Compile every line that includes the word "объём".

Records from a collection:

■ ■ ■ ■

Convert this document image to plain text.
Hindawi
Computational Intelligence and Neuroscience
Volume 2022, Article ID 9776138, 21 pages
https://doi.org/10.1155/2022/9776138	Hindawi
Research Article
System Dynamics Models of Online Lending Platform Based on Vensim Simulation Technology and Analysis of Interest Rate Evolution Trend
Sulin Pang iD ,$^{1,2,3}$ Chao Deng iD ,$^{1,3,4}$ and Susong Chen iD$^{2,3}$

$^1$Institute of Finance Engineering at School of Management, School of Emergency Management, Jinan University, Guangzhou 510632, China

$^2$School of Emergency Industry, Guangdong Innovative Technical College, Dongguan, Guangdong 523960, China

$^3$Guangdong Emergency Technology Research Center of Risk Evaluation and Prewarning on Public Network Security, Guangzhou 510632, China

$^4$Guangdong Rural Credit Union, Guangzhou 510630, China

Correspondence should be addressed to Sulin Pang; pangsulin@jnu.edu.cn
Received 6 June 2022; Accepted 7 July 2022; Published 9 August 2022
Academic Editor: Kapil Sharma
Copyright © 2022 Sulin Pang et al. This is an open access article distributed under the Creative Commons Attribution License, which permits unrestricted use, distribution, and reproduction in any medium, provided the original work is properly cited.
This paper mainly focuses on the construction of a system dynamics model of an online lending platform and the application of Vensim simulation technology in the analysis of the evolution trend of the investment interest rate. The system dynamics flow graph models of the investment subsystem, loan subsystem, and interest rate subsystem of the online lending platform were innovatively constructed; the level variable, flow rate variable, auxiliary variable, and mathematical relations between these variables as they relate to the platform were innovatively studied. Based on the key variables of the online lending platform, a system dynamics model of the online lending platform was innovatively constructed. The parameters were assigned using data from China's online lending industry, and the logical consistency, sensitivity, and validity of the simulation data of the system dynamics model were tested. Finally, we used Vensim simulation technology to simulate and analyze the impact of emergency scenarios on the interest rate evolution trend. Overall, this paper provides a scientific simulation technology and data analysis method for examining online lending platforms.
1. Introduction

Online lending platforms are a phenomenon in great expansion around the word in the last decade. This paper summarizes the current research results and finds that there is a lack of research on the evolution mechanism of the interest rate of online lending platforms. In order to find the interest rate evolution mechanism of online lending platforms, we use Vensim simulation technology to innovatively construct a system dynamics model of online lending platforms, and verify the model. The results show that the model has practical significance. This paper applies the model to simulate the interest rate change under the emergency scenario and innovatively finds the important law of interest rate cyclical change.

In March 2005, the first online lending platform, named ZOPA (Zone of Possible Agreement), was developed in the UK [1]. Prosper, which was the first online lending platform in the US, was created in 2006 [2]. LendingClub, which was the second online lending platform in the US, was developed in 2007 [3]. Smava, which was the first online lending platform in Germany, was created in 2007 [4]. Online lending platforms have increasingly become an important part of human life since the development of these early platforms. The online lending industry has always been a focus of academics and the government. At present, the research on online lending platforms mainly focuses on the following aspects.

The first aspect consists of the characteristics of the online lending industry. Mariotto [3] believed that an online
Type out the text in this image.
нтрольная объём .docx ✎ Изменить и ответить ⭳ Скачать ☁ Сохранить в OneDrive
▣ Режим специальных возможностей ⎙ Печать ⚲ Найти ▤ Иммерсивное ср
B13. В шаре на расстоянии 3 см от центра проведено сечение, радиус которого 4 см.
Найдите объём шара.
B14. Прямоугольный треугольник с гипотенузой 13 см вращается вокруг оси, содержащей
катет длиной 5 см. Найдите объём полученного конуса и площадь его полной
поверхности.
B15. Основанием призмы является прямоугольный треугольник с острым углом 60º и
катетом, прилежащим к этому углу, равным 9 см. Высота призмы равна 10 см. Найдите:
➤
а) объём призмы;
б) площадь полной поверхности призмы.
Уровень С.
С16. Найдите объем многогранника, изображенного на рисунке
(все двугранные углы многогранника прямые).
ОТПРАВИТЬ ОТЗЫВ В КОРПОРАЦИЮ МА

■ ■ ■ ■

__RESPONSE TO THIS TASK__
нтрольная объём .docx ✎ Изменить и ответить ⭳ Скачать ☁ Сохранить в OneDrive
Найдите объём шара.
катет длиной 5 см. Найдите объём полученного конуса и площадь его полной
а) объём призмы;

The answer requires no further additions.